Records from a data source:
..............................

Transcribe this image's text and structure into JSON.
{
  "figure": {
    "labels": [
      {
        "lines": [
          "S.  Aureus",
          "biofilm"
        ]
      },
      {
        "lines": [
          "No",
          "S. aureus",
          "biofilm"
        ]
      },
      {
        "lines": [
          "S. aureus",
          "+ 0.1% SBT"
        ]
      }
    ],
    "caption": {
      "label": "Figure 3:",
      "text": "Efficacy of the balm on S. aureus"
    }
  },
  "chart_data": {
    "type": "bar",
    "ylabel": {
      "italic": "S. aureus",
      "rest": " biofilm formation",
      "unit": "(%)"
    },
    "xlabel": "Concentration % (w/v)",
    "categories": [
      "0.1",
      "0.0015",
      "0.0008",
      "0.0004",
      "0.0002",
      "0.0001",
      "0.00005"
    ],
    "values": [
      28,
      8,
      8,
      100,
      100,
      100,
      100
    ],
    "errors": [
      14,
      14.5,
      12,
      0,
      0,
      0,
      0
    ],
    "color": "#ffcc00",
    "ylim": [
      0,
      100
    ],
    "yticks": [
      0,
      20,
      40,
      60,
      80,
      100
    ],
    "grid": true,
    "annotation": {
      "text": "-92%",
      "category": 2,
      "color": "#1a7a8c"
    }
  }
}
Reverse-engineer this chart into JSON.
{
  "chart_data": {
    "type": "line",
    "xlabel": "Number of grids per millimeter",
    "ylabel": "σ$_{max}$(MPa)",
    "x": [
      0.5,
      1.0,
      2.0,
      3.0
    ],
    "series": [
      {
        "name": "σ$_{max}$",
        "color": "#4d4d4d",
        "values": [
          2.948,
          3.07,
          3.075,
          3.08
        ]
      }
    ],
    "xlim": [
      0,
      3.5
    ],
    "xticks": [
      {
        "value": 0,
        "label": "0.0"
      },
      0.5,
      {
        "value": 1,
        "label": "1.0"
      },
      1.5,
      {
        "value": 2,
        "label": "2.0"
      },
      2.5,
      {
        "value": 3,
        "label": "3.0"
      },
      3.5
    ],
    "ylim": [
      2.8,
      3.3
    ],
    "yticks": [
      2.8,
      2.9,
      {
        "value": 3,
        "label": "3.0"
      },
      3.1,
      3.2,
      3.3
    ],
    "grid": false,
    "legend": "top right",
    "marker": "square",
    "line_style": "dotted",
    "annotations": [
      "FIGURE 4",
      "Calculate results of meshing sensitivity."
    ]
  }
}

..............................

Show the lines of the data that hold the word "xlabel".

__RESULT__:
    "xlabel": "Concentration % (w/v)",
    "xlabel": "Number of grids per millimeter",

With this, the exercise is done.